Supplied text>
The Indian stock market showed signs of optimism in early trading on Friday, with both the Nifty 50 and Sensex indices recording modest gains. This uptick follows the announcement from the United States to temporarily suspend significant reciprocal tariffs, although the lingering tensions in US-China trade relations have moderated the overall enthusiasm. By 11:47 IST, the Nifty 50 had risen by 2.09%, reaching 22,872.65, while the Sensex increased by 2.03%, hitting 75,354.67. The previous day’s trading was halted due to a local holiday in India.
US Tariff Suspension Impact
Wall Street experienced a boost on Wednesday after President Trump announced a pause on reciprocal tariffs exceeding 10% for most countries, excluding China. However, these gains were partly offset on Thursday as trade issues between the US and China resurfaced. Notably, on April 2, Trump had implemented extensive tariffs affecting around 60 countries exporting to the US, with stricter levies targeting nations like India. This move could impact a wide range of products, from shrimp to steel.

Source data>
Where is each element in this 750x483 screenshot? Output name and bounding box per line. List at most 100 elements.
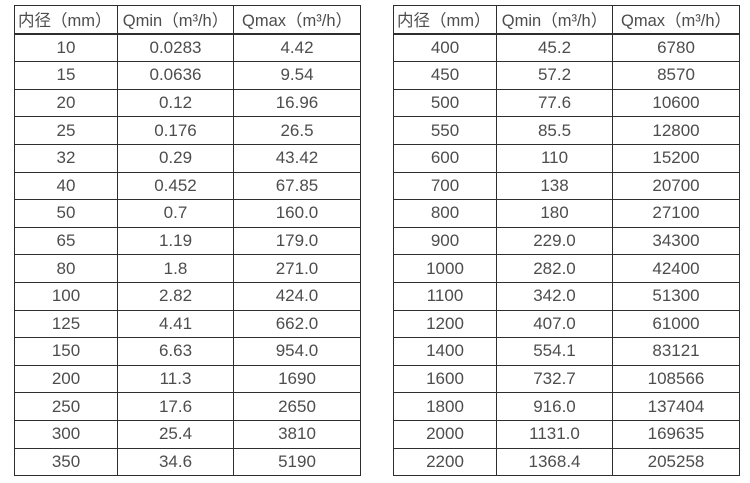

What is being asked>
Proceed with the article on the Indian stock market's response to the US tariff pause, picking up after its final sentence. The material bears no relation to the text.

Answer>
Market Analysis from Experts
Dr. VK Vijayakumar, Chief Investment Strategist at Geojit Investments, commented that the US bond market pressures influenced Trump’s decision to retract the tariffs. Significant selling activity, rather than safe-haven purchases of US treasuries, resulted in the 10-year bond yield soaring to 4.5%. Currently, this yield hovers around 4.46%, with the dollar index dropping to 100. Given the prevailing uncertainty, a prolonged market rally appears improbable. However, India’s robust economic indicators offer some hope, placing it among the nations least impacted by ongoing trade disputes. Investors are advised to prioritize safety, focusing on well-valued large-cap stocks.
Technical Insights on Nifty 50
According to Rajesh Palviya, Senior Vice President of Technical and Derivatives Research at Axis Securities, the Nifty 50 index continues to exhibit lower tops and bottoms, signaling a short-to-medium-term downtrend. The index remains below its 20, 50, 100, and 200-day SMAs, highlighting bearish sentiments. Anticipated resistance levels are between 23,000 and 23,600, while crucial support is around 22,200. A breach of this support may lead to a further decline towards the 21,700-21,300 range. The weekly Relative Strength Indicator (RSI) is currently positive, suggesting potential buying opportunities at lower levels.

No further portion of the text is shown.